--- begin LISTED ENTRIES ---
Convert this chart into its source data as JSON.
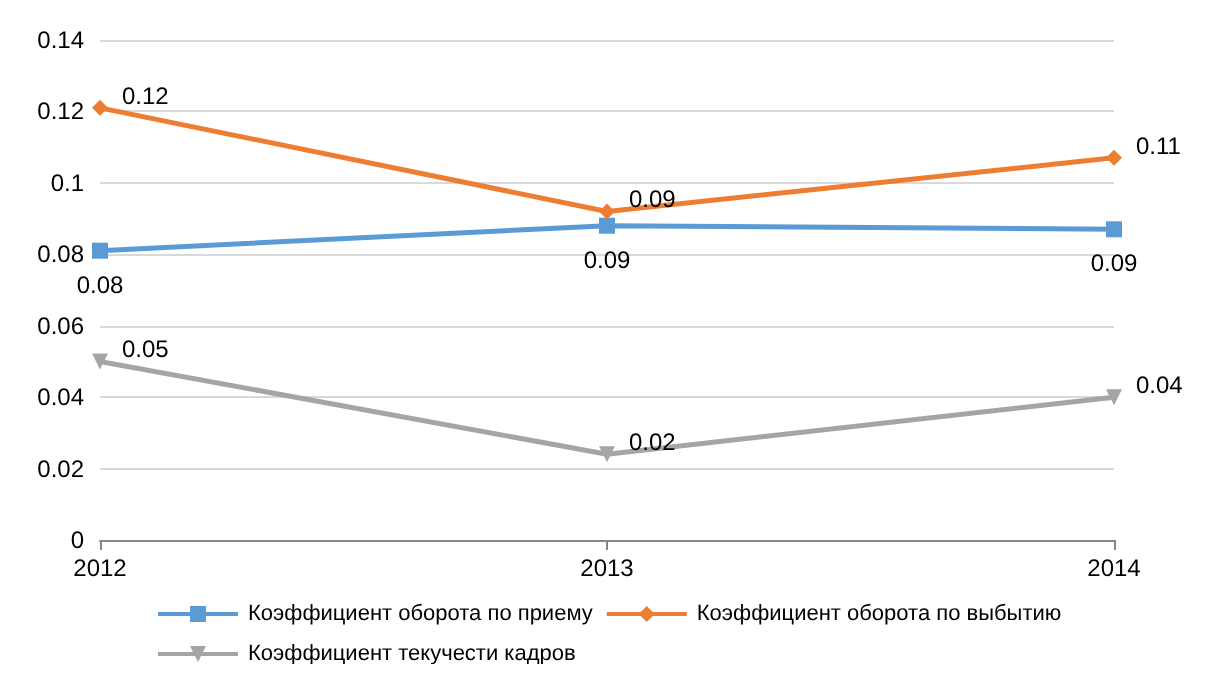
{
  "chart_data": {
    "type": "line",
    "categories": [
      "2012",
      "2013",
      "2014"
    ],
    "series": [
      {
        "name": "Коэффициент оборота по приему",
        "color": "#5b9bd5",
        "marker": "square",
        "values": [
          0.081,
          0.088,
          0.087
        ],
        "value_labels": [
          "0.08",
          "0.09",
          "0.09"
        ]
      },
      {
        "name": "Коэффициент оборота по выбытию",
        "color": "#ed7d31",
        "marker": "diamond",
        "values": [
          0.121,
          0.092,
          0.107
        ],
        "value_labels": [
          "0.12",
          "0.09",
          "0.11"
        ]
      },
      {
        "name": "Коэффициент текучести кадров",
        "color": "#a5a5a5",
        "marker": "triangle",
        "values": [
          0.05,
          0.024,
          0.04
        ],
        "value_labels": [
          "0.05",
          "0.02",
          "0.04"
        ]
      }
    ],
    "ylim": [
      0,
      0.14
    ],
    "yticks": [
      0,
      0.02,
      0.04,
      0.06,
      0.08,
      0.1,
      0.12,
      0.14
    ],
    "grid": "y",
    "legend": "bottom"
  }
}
--- end LISTED ENTRIES ---
▶ [WRITTEN PROBLEM] Nothing in the entries above should change when they are printed again, except that the pictures are dropped.

▶ [ANSWER TO THIS PROBLEM]
Convert this chart into its source data as JSON.
{
  "chart_data": {
    "type": "line",
    "categories": [
      "2012",
      "2013",
      "2014"
    ],
    "series": [
      {
        "name": "Коэффициент оборота по приему",
        "color": "#5b9bd5",
        "marker": "square",
        "values": [
          0.081,
          0.088,
          0.087
        ],
        "value_labels": [
          "0.08",
          "0.09",
          "0.09"
        ]
      },
      {
        "name": "Коэффициент оборота по выбытию",
        "color": "#ed7d31",
        "marker": "diamond",
        "values": [
          0.121,
          0.092,
          0.107
        ],
        "value_labels": [
          "0.12",
          "0.09",
          "0.11"
        ]
      },
      {
        "name": "Коэффициент текучести кадров",
        "color": "#a5a5a5",
        "marker": "triangle",
        "values": [
          0.05,
          0.024,
          0.04
        ],
        "value_labels": [
          "0.05",
          "0.02",
          "0.04"
        ]
      }
    ],
    "ylim": [
      0,
      0.14
    ],
    "yticks": [
      0,
      0.02,
      0.04,
      0.06,
      0.08,
      0.1,
      0.12,
      0.14
    ],
    "grid": "y",
    "legend": "bottom"
  }
}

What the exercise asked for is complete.